= Dataset extract =
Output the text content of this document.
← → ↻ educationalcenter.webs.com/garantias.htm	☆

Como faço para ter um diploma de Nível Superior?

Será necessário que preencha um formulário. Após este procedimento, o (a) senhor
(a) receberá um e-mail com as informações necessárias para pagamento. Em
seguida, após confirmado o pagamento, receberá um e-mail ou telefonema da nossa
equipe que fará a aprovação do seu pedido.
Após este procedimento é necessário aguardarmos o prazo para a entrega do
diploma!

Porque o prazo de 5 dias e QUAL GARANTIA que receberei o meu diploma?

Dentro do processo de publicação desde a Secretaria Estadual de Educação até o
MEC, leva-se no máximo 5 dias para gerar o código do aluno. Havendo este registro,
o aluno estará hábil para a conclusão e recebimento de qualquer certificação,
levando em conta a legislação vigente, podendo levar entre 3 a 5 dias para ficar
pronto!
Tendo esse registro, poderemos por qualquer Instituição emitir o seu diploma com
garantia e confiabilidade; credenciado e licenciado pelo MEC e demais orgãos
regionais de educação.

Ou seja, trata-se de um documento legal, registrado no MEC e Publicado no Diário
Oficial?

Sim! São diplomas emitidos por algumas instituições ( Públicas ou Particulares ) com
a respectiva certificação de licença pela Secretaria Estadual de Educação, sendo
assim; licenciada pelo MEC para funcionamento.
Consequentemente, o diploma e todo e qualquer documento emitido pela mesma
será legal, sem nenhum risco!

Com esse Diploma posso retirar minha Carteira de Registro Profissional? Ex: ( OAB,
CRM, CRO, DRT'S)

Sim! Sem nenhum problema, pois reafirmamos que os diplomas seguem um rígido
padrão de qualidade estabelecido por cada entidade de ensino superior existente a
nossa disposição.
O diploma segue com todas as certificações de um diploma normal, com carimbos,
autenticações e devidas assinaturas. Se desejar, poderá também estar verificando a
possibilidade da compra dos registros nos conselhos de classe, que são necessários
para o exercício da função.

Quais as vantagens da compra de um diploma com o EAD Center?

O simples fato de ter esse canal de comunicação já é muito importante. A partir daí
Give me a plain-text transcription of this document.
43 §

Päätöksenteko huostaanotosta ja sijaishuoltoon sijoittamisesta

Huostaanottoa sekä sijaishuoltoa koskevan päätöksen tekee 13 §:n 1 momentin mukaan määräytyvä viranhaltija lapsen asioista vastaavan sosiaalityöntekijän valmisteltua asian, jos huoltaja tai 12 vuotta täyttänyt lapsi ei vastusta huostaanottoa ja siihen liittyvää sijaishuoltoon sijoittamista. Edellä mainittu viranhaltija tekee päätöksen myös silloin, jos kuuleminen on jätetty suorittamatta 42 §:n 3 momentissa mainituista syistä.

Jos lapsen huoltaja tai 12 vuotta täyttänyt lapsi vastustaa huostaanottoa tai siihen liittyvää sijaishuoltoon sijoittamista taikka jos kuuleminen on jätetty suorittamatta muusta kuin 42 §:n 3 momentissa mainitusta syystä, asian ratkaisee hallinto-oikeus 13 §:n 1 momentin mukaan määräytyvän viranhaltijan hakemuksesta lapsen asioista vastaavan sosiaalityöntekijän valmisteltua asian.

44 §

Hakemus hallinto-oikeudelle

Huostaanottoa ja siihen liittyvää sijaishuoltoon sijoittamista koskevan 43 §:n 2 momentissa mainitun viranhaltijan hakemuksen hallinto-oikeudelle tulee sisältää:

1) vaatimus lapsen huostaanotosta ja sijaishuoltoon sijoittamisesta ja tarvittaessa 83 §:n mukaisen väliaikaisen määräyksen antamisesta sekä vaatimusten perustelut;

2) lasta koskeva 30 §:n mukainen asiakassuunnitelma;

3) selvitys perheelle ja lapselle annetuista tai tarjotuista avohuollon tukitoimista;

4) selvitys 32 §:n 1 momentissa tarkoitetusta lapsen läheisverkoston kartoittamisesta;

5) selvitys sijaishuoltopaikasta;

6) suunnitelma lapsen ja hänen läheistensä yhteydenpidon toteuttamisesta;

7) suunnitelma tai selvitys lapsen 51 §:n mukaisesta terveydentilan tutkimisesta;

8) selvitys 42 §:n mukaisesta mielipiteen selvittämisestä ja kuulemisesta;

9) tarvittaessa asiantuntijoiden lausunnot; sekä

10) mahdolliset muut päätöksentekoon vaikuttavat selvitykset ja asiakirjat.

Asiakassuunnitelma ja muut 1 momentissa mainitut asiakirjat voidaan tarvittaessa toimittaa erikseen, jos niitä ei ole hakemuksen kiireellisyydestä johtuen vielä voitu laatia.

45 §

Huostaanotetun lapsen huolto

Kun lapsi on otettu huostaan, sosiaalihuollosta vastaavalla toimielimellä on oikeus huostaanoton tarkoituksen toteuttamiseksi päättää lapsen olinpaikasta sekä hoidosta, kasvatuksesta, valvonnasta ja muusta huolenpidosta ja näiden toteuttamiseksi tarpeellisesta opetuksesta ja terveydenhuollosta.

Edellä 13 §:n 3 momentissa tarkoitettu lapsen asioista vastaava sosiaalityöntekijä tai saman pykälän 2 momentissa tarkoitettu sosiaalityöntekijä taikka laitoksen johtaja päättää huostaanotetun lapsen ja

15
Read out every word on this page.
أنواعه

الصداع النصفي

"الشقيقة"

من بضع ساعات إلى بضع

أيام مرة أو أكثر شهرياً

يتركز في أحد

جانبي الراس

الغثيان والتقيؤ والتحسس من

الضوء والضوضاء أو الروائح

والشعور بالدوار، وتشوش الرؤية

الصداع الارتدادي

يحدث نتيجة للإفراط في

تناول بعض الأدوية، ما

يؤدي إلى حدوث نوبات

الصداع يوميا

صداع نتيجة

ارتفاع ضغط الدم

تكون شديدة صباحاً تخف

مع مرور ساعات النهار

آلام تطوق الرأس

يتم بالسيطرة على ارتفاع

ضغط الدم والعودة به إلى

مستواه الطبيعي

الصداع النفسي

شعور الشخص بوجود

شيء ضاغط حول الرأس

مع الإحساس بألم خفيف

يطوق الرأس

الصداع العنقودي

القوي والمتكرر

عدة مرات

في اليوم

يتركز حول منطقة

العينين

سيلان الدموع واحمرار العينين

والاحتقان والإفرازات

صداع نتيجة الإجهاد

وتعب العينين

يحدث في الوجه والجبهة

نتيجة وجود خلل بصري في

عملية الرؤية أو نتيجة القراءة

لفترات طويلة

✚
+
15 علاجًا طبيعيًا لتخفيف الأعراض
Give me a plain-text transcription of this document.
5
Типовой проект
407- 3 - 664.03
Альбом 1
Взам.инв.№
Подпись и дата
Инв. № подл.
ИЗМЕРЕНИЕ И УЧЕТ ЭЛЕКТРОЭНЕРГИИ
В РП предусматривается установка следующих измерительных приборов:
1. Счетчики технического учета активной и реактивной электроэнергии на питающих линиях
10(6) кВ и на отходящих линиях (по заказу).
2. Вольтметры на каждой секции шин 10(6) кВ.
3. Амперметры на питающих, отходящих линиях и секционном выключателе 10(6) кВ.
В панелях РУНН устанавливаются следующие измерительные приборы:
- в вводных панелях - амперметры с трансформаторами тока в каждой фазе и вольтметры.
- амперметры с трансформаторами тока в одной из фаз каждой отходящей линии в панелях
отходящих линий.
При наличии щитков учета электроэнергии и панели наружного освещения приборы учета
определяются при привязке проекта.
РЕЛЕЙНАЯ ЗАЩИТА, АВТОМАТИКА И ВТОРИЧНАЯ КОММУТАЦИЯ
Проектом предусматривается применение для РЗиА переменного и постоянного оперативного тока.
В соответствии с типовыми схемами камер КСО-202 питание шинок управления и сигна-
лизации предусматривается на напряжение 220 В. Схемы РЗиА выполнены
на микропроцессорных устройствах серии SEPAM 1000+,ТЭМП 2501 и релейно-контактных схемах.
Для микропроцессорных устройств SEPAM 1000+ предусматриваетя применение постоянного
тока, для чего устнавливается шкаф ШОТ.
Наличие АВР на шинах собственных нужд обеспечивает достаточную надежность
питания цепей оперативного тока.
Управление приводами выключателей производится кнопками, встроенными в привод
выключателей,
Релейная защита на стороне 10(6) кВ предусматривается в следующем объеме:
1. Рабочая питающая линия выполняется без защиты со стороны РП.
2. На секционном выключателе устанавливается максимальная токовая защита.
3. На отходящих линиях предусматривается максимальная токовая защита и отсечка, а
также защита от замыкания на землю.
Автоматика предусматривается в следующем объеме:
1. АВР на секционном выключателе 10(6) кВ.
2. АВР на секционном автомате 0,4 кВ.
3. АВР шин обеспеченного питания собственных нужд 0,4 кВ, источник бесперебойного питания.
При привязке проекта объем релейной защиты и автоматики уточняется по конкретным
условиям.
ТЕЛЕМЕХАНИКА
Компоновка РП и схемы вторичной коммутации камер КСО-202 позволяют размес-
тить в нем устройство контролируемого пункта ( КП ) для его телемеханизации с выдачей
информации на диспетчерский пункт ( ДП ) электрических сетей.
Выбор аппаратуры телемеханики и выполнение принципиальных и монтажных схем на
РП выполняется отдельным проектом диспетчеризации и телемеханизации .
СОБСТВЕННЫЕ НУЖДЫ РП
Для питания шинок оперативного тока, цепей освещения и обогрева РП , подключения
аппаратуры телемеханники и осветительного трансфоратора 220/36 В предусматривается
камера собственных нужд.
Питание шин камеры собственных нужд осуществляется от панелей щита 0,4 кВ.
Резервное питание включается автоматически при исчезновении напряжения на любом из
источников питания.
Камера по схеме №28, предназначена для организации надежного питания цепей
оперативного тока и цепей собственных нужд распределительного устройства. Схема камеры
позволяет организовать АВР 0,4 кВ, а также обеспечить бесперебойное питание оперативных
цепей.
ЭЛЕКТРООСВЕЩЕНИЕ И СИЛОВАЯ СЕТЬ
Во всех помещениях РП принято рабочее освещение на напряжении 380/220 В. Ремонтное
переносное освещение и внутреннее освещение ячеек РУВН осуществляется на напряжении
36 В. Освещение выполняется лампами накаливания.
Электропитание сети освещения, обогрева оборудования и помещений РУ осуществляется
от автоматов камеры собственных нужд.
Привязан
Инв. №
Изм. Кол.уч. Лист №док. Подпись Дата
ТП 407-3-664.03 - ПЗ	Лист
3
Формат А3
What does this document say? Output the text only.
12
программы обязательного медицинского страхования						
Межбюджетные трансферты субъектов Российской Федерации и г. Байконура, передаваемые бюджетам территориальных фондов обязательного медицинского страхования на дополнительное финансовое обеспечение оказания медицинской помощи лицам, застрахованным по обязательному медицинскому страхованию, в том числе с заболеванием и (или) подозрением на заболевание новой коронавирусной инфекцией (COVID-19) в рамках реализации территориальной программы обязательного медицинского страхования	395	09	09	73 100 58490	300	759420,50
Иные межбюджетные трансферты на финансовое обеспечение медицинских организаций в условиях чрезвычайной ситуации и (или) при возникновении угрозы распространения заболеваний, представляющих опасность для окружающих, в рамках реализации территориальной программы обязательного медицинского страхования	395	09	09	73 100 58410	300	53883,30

= Problem to solve =
State how many lines of the records above contain the word "обогрева", and give only that number.

= Result of the task =
2